#### [Exercise brief]
Copy each line containing the word "following" from the records that follow, please.

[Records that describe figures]
□ □ □ □

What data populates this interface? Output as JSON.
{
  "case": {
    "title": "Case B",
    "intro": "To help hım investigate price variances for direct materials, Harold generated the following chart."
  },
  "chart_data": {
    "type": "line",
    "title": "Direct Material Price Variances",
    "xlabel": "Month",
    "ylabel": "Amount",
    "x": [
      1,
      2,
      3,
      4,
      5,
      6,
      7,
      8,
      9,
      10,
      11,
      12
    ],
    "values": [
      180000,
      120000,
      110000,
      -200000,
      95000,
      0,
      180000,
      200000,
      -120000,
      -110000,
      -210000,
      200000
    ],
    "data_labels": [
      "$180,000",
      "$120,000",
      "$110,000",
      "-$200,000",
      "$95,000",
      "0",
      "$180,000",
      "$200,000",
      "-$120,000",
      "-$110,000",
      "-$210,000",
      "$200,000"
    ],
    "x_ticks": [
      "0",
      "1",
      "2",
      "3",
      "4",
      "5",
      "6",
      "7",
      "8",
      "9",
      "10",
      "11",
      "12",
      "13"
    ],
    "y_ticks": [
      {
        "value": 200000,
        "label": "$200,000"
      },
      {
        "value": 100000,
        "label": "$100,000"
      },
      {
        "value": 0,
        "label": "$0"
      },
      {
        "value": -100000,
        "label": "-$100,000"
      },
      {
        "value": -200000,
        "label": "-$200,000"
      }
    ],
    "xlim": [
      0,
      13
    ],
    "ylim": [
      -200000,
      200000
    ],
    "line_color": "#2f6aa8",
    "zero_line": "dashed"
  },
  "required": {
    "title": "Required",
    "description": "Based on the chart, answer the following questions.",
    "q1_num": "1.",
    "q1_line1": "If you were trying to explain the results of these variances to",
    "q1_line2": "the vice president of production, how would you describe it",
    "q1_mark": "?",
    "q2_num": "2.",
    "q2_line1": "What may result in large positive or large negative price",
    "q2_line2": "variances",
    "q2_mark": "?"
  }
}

□ □ □ □

#### [Final result]
    "intro": "To help hım investigate price variances for direct materials, Harold generated the following chart."
    "description": "Based on the chart, answer the following questions.",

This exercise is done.